Lines that contain "huius" are to be counted; give only their number.
##### GIVEN DATA #####
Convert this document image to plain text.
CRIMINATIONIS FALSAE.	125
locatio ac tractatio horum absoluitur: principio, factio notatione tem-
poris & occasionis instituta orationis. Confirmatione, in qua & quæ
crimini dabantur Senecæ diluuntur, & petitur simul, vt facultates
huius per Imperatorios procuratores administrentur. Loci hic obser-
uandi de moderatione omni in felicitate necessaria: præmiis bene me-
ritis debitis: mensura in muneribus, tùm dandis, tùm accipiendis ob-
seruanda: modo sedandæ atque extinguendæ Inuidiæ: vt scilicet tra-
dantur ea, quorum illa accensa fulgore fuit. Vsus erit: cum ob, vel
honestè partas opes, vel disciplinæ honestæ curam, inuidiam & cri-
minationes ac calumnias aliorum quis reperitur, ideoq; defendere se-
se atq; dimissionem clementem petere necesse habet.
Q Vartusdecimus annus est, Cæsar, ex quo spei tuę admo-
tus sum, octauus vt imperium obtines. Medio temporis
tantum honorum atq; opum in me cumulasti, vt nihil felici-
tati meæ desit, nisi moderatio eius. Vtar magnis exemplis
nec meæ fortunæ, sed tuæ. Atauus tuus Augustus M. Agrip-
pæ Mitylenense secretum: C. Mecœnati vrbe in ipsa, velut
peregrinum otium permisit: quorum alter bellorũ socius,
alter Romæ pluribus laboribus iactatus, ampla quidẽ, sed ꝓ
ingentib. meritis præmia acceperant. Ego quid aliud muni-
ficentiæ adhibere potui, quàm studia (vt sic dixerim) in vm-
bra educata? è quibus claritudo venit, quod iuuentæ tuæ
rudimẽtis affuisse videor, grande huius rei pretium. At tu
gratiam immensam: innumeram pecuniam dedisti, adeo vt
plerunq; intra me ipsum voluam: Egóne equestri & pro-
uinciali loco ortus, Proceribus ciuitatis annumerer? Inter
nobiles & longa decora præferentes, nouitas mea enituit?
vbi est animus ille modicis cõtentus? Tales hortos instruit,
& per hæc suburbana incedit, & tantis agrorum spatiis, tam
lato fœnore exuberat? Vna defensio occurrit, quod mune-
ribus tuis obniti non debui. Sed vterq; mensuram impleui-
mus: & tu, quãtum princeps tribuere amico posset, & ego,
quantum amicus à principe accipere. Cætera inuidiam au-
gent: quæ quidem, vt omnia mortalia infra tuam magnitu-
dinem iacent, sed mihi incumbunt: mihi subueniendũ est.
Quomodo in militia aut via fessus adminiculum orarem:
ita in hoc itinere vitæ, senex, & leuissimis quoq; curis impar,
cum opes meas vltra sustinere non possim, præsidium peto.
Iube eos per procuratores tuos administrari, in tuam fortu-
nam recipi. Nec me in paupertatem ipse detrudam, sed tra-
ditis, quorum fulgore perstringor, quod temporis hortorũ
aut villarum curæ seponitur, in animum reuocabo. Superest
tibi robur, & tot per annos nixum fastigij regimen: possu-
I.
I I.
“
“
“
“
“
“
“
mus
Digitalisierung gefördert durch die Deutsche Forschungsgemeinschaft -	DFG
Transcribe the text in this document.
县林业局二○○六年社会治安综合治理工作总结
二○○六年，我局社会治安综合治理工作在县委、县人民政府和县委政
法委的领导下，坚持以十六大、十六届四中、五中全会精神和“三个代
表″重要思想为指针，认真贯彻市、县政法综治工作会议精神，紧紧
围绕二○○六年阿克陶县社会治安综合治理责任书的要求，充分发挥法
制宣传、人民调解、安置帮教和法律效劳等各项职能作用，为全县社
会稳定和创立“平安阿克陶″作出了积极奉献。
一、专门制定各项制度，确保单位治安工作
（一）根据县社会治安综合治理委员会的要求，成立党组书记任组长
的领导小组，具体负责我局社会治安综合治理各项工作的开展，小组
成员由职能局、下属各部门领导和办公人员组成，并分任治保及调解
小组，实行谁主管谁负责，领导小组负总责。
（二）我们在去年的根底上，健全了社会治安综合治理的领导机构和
#####
• **THE OUTPUT**: 2